-------- Entries --------

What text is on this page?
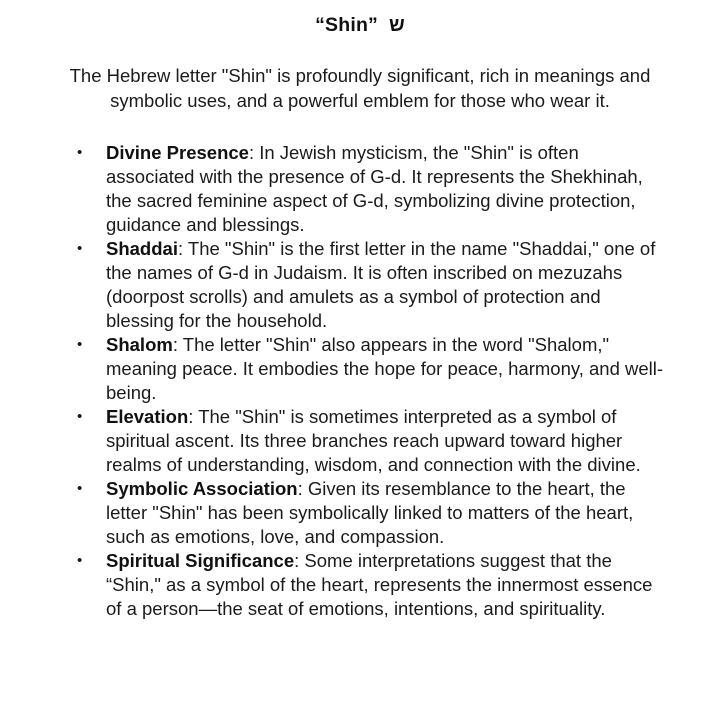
“Shin” ש

The Hebrew letter "Shin" is profoundly significant, rich in meanings and symbolic uses, and a powerful emblem for those who wear it.

• Divine Presence: In Jewish mysticism, the "Shin" is often associated with the presence of G-d. It represents the Shekhinah, the sacred feminine aspect of G-d, symbolizing divine protection, guidance and blessings.
• Shaddai: The "Shin" is the first letter in the name "Shaddai," one of the names of G-d in Judaism. It is often inscribed on mezuzahs (doorpost scrolls) and amulets as a symbol of protection and blessing for the household.
• Shalom: The letter "Shin" also appears in the word "Shalom," meaning peace. It embodies the hope for peace, harmony, and well-being.
• Elevation: The "Shin" is sometimes interpreted as a symbol of spiritual ascent. Its three branches reach upward toward higher realms of understanding, wisdom, and connection with the divine.
• Symbolic Association: Given its resemblance to the heart, the letter "Shin" has been symbolically linked to matters of the heart, such as emotions, love, and compassion.
• Spiritual Significance: Some interpretations suggest that the “Shin," as a symbol of the heart, represents the innermost essence of a person—the seat of emotions, intentions, and spirituality.
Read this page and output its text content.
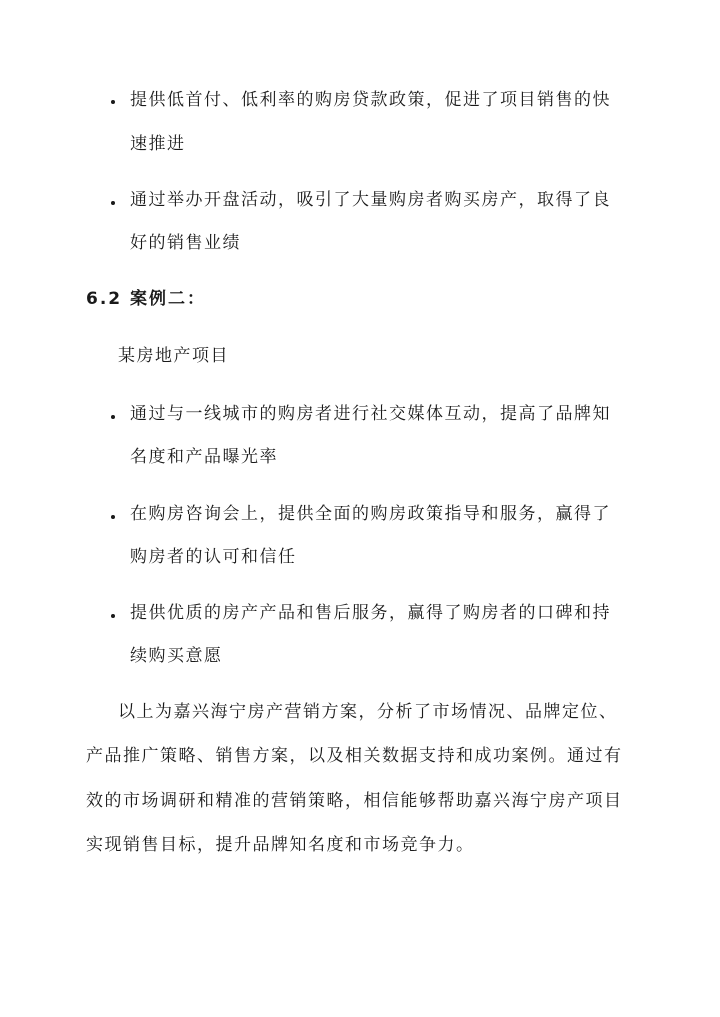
提供低首付、低利率的购房贷款政策，促进了项目销售的快
速推进
通过举办开盘活动，吸引了大量购房者购买房产，取得了良
好的销售业绩
6.2 案例二：
某房地产项目
通过与一线城市的购房者进行社交媒体互动，提高了品牌知
名度和产品曝光率
在购房咨询会上，提供全面的购房政策指导和服务，赢得了
购房者的认可和信任
提供优质的房产产品和售后服务，赢得了购房者的口碑和持
续购买意愿
以上为嘉兴海宁房产营销方案，分析了市场情况、品牌定位、
产品推广策略、销售方案，以及相关数据支持和成功案例。通过有
效的市场调研和精准的营销策略，相信能够帮助嘉兴海宁房产项目
实现销售目标，提升品牌知名度和市场竞争力。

--------

:: Directions ::
Leave out the pictures and copy everything else in the records word for word.

:: Solved problem ::
What text is on this page?
“Shin” ש

The Hebrew letter "Shin" is profoundly significant, rich in meanings and symbolic uses, and a powerful emblem for those who wear it.

• Divine Presence: In Jewish mysticism, the "Shin" is often associated with the presence of G-d. It represents the Shekhinah, the sacred feminine aspect of G-d, symbolizing divine protection, guidance and blessings.
• Shaddai: The "Shin" is the first letter in the name "Shaddai," one of the names of G-d in Judaism. It is often inscribed on mezuzahs (doorpost scrolls) and amulets as a symbol of protection and blessing for the household.
• Shalom: The letter "Shin" also appears in the word "Shalom," meaning peace. It embodies the hope for peace, harmony, and well-being.
• Elevation: The "Shin" is sometimes interpreted as a symbol of spiritual ascent. Its three branches reach upward toward higher realms of understanding, wisdom, and connection with the divine.
• Symbolic Association: Given its resemblance to the heart, the letter "Shin" has been symbolically linked to matters of the heart, such as emotions, love, and compassion.
• Spiritual Significance: Some interpretations suggest that the “Shin," as a symbol of the heart, represents the innermost essence of a person—the seat of emotions, intentions, and spirituality.
Read this page and output its text content.
提供低首付、低利率的购房贷款政策，促进了项目销售的快
速推进
通过举办开盘活动，吸引了大量购房者购买房产，取得了良
好的销售业绩
6.2 案例二：
某房地产项目
通过与一线城市的购房者进行社交媒体互动，提高了品牌知
名度和产品曝光率
在购房咨询会上，提供全面的购房政策指导和服务，赢得了
购房者的认可和信任
提供优质的房产产品和售后服务，赢得了购房者的口碑和持
续购买意愿
以上为嘉兴海宁房产营销方案，分析了市场情况、品牌定位、
产品推广策略、销售方案，以及相关数据支持和成功案例。通过有
效的市场调研和精准的营销策略，相信能够帮助嘉兴海宁房产项目
实现销售目标，提升品牌知名度和市场竞争力。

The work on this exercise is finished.